━━ Task material ━━
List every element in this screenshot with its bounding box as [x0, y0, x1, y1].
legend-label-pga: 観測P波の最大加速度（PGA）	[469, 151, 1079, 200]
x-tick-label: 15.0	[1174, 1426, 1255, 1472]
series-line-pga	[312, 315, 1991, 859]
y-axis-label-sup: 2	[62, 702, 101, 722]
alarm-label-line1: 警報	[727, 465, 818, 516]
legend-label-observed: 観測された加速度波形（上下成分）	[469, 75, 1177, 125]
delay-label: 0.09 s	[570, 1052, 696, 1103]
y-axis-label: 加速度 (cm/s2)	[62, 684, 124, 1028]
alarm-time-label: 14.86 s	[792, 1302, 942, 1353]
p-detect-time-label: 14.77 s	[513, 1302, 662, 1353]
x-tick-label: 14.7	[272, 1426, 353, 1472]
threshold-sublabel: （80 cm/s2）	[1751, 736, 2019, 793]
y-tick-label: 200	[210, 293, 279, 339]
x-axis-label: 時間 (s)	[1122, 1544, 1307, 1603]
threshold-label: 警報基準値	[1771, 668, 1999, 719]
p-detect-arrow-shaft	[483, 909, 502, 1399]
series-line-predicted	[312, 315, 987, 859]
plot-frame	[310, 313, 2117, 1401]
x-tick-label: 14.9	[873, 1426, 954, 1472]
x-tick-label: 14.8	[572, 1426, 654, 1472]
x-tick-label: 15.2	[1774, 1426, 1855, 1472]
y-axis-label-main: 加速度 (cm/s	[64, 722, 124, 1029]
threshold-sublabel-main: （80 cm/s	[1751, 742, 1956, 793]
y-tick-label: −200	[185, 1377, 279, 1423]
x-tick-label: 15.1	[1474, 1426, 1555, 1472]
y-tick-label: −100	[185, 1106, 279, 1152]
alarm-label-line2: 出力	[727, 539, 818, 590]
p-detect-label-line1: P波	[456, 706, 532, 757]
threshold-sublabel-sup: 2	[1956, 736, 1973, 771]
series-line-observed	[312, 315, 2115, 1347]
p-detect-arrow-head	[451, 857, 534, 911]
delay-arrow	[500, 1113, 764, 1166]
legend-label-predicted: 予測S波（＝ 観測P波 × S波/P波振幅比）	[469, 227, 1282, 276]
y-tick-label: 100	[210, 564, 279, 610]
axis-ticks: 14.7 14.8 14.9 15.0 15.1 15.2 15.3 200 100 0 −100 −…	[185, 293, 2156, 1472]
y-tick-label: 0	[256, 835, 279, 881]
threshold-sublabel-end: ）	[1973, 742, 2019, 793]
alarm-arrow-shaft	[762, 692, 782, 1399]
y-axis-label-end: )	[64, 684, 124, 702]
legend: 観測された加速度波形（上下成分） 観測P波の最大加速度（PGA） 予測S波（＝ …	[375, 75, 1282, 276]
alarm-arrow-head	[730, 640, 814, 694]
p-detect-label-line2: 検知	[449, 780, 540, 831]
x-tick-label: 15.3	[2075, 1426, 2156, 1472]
━━━
- **Problem to work on**:
Lay out each line of the material above as a numbered list, omitting any blank lines.

- **Expected output**:
1. List every element in this screenshot with its bounding box as [x0, y0, x1, y1].
2. legend-label-pga: 観測P波の最大加速度（PGA）	[469, 151, 1079, 200]
3. x-tick-label: 15.0	[1174, 1426, 1255, 1472]
4. series-line-pga	[312, 315, 1991, 859]
5. y-axis-label-sup: 2	[62, 702, 101, 722]
6. alarm-label-line1: 警報	[727, 465, 818, 516]
7. legend-label-observed: 観測された加速度波形（上下成分）	[469, 75, 1177, 125]
8. delay-label: 0.09 s	[570, 1052, 696, 1103]
9. y-axis-label: 加速度 (cm/s2)	[62, 684, 124, 1028]
10. alarm-time-label: 14.86 s	[792, 1302, 942, 1353]
11. p-detect-time-label: 14.77 s	[513, 1302, 662, 1353]
12. x-tick-label: 14.7	[272, 1426, 353, 1472]
13. threshold-sublabel: （80 cm/s2）	[1751, 736, 2019, 793]
14. y-tick-label: 200	[210, 293, 279, 339]
15. x-axis-label: 時間 (s)	[1122, 1544, 1307, 1603]
16. threshold-label: 警報基準値	[1771, 668, 1999, 719]
17. p-detect-arrow-shaft	[483, 909, 502, 1399]
18. series-line-predicted	[312, 315, 987, 859]
19. plot-frame	[310, 313, 2117, 1401]
20. x-tick-label: 14.9	[873, 1426, 954, 1472]
21. x-tick-label: 14.8	[572, 1426, 654, 1472]
22. x-tick-label: 15.2	[1774, 1426, 1855, 1472]
23. y-axis-label-main: 加速度 (cm/s	[64, 722, 124, 1029]
24. threshold-sublabel-main: （80 cm/s	[1751, 742, 1956, 793]
25. y-tick-label: −200	[185, 1377, 279, 1423]
26. x-tick-label: 15.1	[1474, 1426, 1555, 1472]
27. y-tick-label: −100	[185, 1106, 279, 1152]
28. alarm-label-line2: 出力	[727, 539, 818, 590]
29. p-detect-label-line1: P波	[456, 706, 532, 757]
30. threshold-sublabel-sup: 2	[1956, 736, 1973, 771]
31. series-line-observed	[312, 315, 2115, 1347]
32. p-detect-arrow-head	[451, 857, 534, 911]
33. delay-arrow	[500, 1113, 764, 1166]
34. legend-label-predicted: 予測S波（＝ 観測P波 × S波/P波振幅比）	[469, 227, 1282, 276]
35. y-tick-label: 100	[210, 564, 279, 610]
36. axis-ticks: 14.7 14.8 14.9 15.0 15.1 15.2 15.3 200 100 0 −100 −…	[185, 293, 2156, 1472]
37. y-tick-label: 0	[256, 835, 279, 881]
38. threshold-sublabel-end: ）	[1973, 742, 2019, 793]
39. alarm-arrow-shaft	[762, 692, 782, 1399]
40. y-axis-label-end: )	[64, 684, 124, 702]
41. legend: 観測された加速度波形（上下成分） 観測P波の最大加速度（PGA） 予測S波（＝ …	[375, 75, 1282, 276]
42. alarm-arrow-head	[730, 640, 814, 694]
43. p-detect-label-line2: 検知	[449, 780, 540, 831]
44. x-tick-label: 15.3	[2075, 1426, 2156, 1472]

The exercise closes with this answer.